## Exercise requirements:
Collect all lines below with the string "name".

## Stored rows:
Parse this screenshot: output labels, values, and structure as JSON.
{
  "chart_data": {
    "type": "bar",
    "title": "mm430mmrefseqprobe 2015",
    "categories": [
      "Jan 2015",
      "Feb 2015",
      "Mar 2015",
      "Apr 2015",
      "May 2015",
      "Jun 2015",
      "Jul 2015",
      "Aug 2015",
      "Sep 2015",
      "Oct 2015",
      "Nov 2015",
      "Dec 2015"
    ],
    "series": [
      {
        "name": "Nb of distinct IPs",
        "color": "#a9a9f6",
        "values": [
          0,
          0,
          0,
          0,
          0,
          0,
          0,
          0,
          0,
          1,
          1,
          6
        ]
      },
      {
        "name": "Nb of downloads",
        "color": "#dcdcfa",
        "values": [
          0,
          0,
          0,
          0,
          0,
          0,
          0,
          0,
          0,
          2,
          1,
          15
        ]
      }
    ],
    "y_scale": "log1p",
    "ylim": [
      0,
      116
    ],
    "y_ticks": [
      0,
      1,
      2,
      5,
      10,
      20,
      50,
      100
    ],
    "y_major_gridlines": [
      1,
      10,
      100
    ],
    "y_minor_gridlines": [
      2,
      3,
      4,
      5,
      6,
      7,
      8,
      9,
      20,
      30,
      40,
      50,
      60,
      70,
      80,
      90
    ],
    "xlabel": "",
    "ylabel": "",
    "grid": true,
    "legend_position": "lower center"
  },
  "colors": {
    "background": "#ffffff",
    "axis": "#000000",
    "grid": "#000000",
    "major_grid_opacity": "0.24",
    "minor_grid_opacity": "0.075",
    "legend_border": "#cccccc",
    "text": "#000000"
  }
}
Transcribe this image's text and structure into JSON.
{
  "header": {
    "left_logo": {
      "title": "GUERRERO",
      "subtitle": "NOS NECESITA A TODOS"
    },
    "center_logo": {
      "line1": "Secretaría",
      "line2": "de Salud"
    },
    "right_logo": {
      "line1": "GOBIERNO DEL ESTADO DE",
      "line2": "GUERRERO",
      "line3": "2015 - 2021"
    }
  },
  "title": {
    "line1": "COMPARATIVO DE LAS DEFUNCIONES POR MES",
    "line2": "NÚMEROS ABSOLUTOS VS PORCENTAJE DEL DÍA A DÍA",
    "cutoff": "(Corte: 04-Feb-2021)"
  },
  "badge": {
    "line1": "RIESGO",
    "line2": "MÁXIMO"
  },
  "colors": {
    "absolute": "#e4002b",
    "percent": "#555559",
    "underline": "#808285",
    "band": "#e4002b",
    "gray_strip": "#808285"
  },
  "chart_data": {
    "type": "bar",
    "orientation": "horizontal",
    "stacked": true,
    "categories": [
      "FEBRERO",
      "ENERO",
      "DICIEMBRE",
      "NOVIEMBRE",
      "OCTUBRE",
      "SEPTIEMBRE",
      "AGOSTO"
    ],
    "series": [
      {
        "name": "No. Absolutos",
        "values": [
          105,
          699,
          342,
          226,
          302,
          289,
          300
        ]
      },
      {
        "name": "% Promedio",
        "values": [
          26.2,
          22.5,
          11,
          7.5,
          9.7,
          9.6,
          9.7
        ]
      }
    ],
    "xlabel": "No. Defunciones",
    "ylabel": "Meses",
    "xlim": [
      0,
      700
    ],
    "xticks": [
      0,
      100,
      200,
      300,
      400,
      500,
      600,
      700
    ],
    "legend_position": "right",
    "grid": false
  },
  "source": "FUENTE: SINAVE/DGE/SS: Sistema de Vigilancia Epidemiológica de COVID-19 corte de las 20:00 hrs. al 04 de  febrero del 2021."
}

## The output:
        "name": "Nb of distinct IPs",
        "name": "Nb of downloads",
        "name": "No. Absolutos",
        "name": "% Promedio",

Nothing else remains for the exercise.